**Task details**
Count up the lines in the following listing that hold the word "text", then give only that count.

--- START OF Material supplied ---

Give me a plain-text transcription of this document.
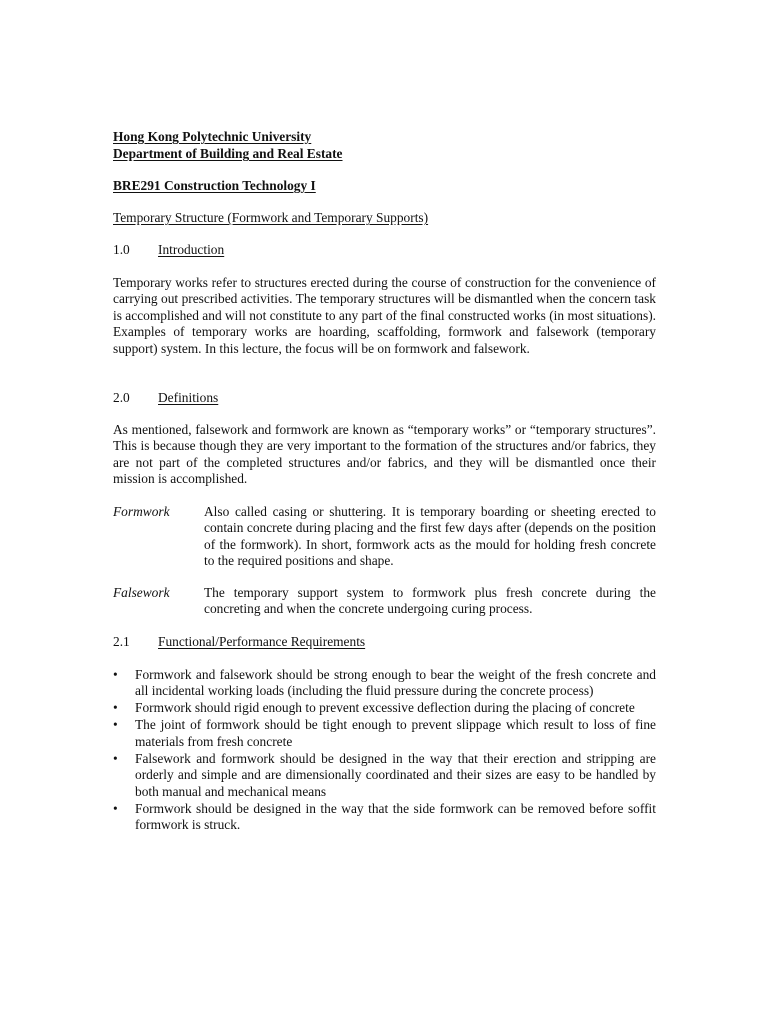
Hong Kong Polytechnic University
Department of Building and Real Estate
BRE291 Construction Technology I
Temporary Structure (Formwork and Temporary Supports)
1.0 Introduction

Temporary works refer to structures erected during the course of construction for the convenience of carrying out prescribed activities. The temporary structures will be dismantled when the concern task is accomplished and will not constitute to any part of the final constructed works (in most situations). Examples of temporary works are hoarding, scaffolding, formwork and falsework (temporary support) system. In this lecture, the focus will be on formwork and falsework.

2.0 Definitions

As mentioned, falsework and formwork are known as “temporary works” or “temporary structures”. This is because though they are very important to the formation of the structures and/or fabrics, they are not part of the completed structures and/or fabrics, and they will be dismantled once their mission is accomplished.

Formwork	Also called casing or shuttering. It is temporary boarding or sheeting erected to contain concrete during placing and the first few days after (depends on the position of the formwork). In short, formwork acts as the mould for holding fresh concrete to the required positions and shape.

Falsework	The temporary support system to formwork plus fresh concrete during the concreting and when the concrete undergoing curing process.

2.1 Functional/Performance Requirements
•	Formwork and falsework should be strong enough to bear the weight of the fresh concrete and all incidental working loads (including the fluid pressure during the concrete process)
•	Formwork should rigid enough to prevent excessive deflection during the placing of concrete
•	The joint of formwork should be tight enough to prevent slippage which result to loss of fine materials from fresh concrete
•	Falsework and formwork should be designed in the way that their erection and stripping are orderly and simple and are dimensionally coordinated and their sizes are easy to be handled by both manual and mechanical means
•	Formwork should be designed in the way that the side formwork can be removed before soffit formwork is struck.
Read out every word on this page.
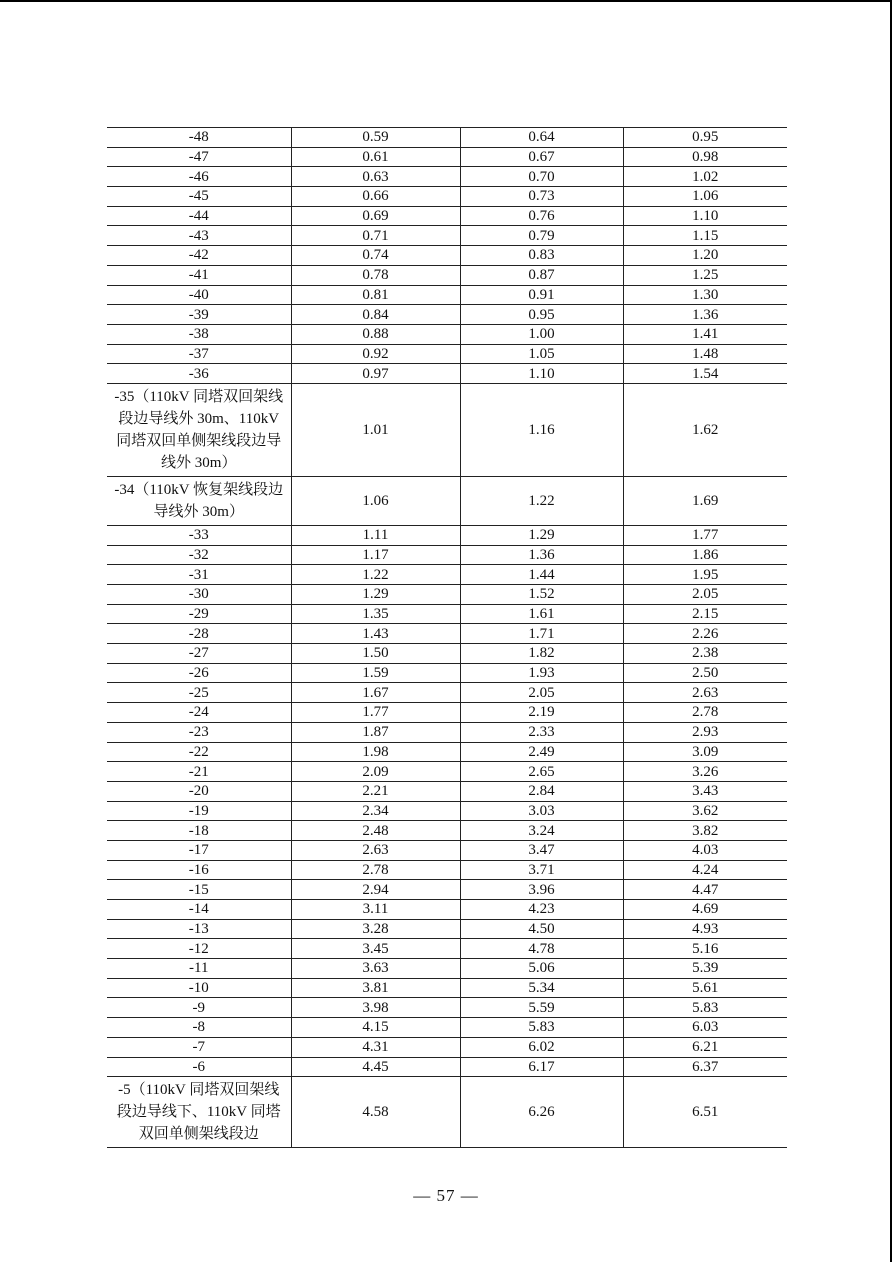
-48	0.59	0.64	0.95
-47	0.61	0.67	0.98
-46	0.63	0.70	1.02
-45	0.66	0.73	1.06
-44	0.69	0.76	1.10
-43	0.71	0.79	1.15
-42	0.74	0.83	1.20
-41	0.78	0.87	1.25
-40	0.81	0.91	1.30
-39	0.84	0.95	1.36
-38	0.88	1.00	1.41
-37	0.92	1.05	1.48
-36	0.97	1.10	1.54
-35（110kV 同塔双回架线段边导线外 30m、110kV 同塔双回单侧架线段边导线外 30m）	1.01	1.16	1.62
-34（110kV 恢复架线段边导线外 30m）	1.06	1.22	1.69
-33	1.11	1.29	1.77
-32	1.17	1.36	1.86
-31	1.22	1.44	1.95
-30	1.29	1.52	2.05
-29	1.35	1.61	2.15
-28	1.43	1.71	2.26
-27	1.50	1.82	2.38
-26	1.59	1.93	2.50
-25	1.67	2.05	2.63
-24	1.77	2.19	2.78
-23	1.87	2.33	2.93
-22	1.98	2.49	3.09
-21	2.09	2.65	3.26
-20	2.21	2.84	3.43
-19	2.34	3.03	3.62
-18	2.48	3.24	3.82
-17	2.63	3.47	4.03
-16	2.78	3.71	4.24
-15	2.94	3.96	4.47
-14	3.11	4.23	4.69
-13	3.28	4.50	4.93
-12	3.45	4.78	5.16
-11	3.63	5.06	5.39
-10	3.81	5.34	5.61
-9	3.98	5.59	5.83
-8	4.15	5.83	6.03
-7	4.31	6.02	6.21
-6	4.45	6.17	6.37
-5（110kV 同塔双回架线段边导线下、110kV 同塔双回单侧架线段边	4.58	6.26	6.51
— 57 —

--- END OF Material supplied ---
--- START OF Material supplied ---

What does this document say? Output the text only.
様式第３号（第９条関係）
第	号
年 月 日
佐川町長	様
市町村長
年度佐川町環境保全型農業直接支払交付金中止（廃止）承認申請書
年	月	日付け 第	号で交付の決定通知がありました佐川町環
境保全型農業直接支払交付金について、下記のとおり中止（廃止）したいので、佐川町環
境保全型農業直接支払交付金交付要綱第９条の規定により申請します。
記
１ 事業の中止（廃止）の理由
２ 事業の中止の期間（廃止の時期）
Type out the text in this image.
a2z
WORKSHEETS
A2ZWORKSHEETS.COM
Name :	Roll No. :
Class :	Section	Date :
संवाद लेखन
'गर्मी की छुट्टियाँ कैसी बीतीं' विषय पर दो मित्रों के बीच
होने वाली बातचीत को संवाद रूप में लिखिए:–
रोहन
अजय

--- END OF Material supplied ---

**The answer**
3